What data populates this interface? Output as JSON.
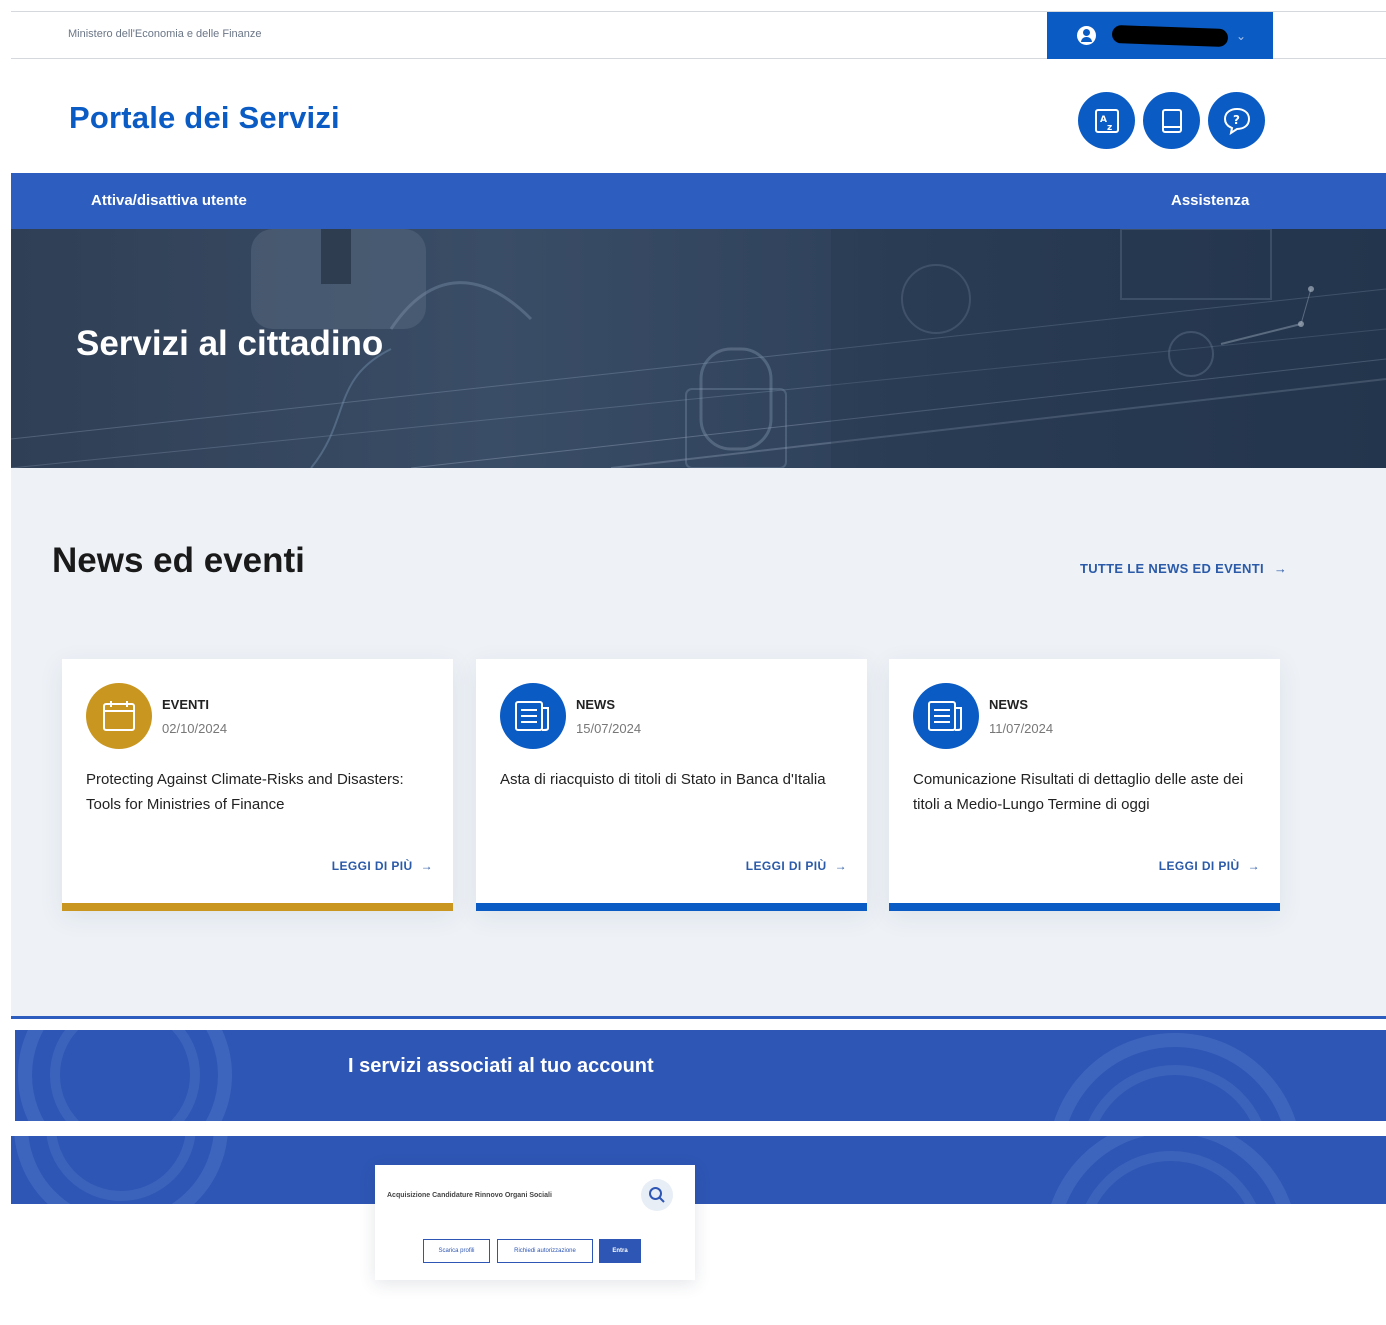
{
  "topbar": {
    "ministry": "Ministero dell'Economia e delle Finanze",
    "user_chevron": "⌄"
  },
  "header": {
    "title": "Portale dei Servizi",
    "icons": [
      "translate-icon",
      "book-icon",
      "help-chat-icon"
    ]
  },
  "nav": {
    "left_link": "Attiva/disattiva utente",
    "right_link": "Assistenza"
  },
  "hero": {
    "title": "Servizi al cittadino"
  },
  "news": {
    "title": "News ed eventi",
    "all_link": "TUTTE LE NEWS ED EVENTI",
    "arrow": "→",
    "cards": [
      {
        "type": "EVENTI",
        "date": "02/10/2024",
        "text": "Protecting Against Climate-Risks and Disasters: Tools for Ministries of Finance",
        "more": "LEGGI DI PIÙ",
        "color": "#c9971f",
        "icon": "calendar-icon"
      },
      {
        "type": "NEWS",
        "date": "15/07/2024",
        "text": "Asta di riacquisto di titoli di Stato in Banca d'Italia",
        "more": "LEGGI DI PIÙ",
        "color": "#0b5bc4",
        "icon": "news-icon"
      },
      {
        "type": "NEWS",
        "date": "11/07/2024",
        "text": "Comunicazione Risultati di dettaglio delle aste dei titoli a Medio-Lungo Termine di oggi",
        "more": "LEGGI DI PIÙ",
        "color": "#0b5bc4",
        "icon": "news-icon"
      }
    ]
  },
  "accounts": {
    "title": "I servizi associati al tuo account"
  },
  "search_card": {
    "label": "Acquisizione Candidature Rinnovo Organi Sociali",
    "btn1": "Scarica profili",
    "btn2": "Richiedi autorizzazione",
    "btn3": "Entra"
  },
  "colors": {
    "primary": "#0b5bc4",
    "nav": "#2d5dbf",
    "accent_gold": "#c9971f"
  }
}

-----

- _THE TASK_
Pictures are excluded; copy all other data exactly as shown.

- _RESULT OF THE EXERCISE_
What data populates this interface? Output as JSON.
{
  "topbar": {
    "ministry": "Ministero dell'Economia e delle Finanze",
    "user_chevron": "⌄"
  },
  "header": {
    "title": "Portale dei Servizi",
    "icons": [
      "translate-icon",
      "book-icon",
      "help-chat-icon"
    ]
  },
  "nav": {
    "left_link": "Attiva/disattiva utente",
    "right_link": "Assistenza"
  },
  "hero": {
    "title": "Servizi al cittadino"
  },
  "news": {
    "title": "News ed eventi",
    "all_link": "TUTTE LE NEWS ED EVENTI",
    "arrow": "→",
    "cards": [
      {
        "type": "EVENTI",
        "date": "02/10/2024",
        "text": "Protecting Against Climate-Risks and Disasters: Tools for Ministries of Finance",
        "more": "LEGGI DI PIÙ",
        "color": "#c9971f",
        "icon": "calendar-icon"
      },
      {
        "type": "NEWS",
        "date": "15/07/2024",
        "text": "Asta di riacquisto di titoli di Stato in Banca d'Italia",
        "more": "LEGGI DI PIÙ",
        "color": "#0b5bc4",
        "icon": "news-icon"
      },
      {
        "type": "NEWS",
        "date": "11/07/2024",
        "text": "Comunicazione Risultati di dettaglio delle aste dei titoli a Medio-Lungo Termine di oggi",
        "more": "LEGGI DI PIÙ",
        "color": "#0b5bc4",
        "icon": "news-icon"
      }
    ]
  },
  "accounts": {
    "title": "I servizi associati al tuo account"
  },
  "search_card": {
    "label": "Acquisizione Candidature Rinnovo Organi Sociali",
    "btn1": "Scarica profili",
    "btn2": "Richiedi autorizzazione",
    "btn3": "Entra"
  },
  "colors": {
    "primary": "#0b5bc4",
    "nav": "#2d5dbf",
    "accent_gold": "#c9971f"
  }
}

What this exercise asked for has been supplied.